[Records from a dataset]

------------

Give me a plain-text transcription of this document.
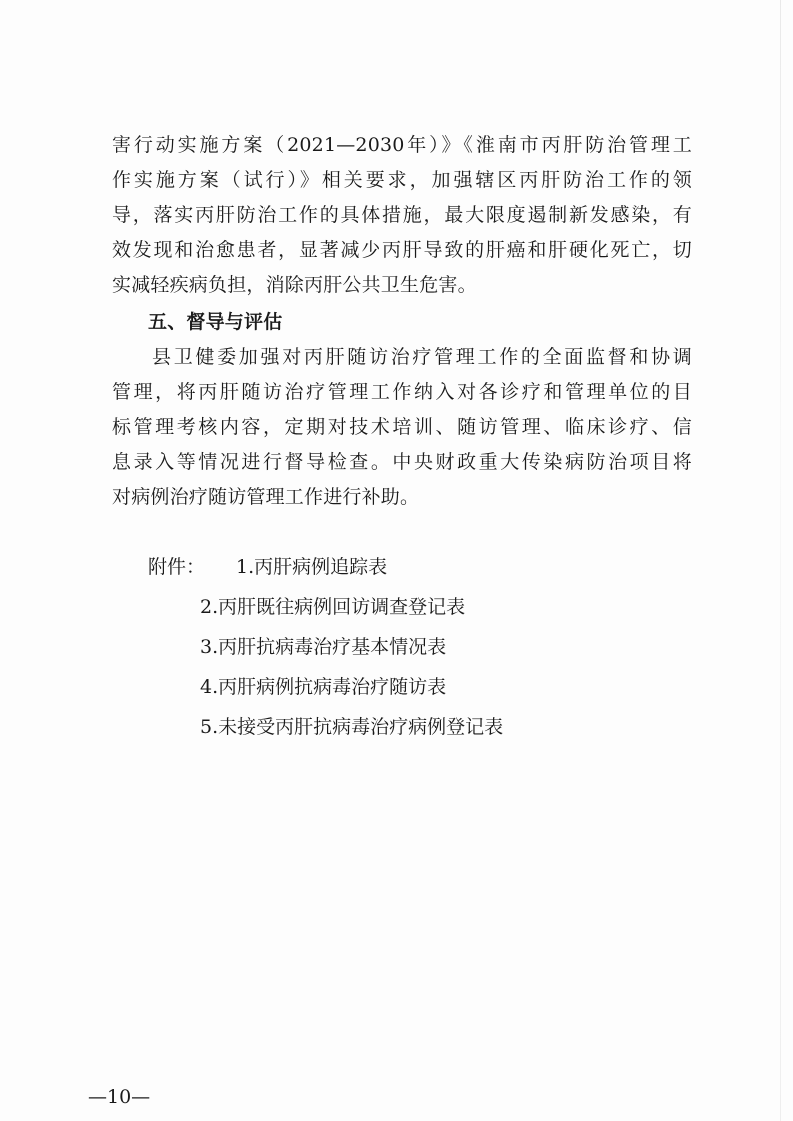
害行动实施方案（2021—2030年）》《淮南市丙肝防治管理工
作实施方案（试行）》相关要求，加强辖区丙肝防治工作的领
导，落实丙肝防治工作的具体措施，最大限度遏制新发感染，有
效发现和治愈患者，显著减少丙肝导致的肝癌和肝硬化死亡，切
实减轻疾病负担，消除丙肝公共卫生危害。
五、督导与评估
县卫健委加强对丙肝随访治疗管理工作的全面监督和协调
管理，将丙肝随访治疗管理工作纳入对各诊疗和管理单位的目
标管理考核内容，定期对技术培训、随访管理、临床诊疗、信
息录入等情况进行督导检查。中央财政重大传染病防治项目将
对病例治疗随访管理工作进行补助。
附件： 1.丙肝病例追踪表
2.丙肝既往病例回访调查登记表
3.丙肝抗病毒治疗基本情况表
4.丙肝病例抗病毒治疗随访表
5.未接受丙肝抗病毒治疗病例登记表
—10—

------------

__YOUR INSTRUCTIONS__
Repeat the material exactly as it reads, without any of its pictures.

__OUTPUT FOR THIS TASK__
Give me a plain-text transcription of this document.
害行动实施方案（2021—2030年）》《淮南市丙肝防治管理工
作实施方案（试行）》相关要求，加强辖区丙肝防治工作的领
导，落实丙肝防治工作的具体措施，最大限度遏制新发感染，有
效发现和治愈患者，显著减少丙肝导致的肝癌和肝硬化死亡，切
实减轻疾病负担，消除丙肝公共卫生危害。
五、督导与评估
县卫健委加强对丙肝随访治疗管理工作的全面监督和协调
管理，将丙肝随访治疗管理工作纳入对各诊疗和管理单位的目
标管理考核内容，定期对技术培训、随访管理、临床诊疗、信
息录入等情况进行督导检查。中央财政重大传染病防治项目将
对病例治疗随访管理工作进行补助。
附件： 1.丙肝病例追踪表
2.丙肝既往病例回访调查登记表
3.丙肝抗病毒治疗基本情况表
4.丙肝病例抗病毒治疗随访表
5.未接受丙肝抗病毒治疗病例登记表
—10—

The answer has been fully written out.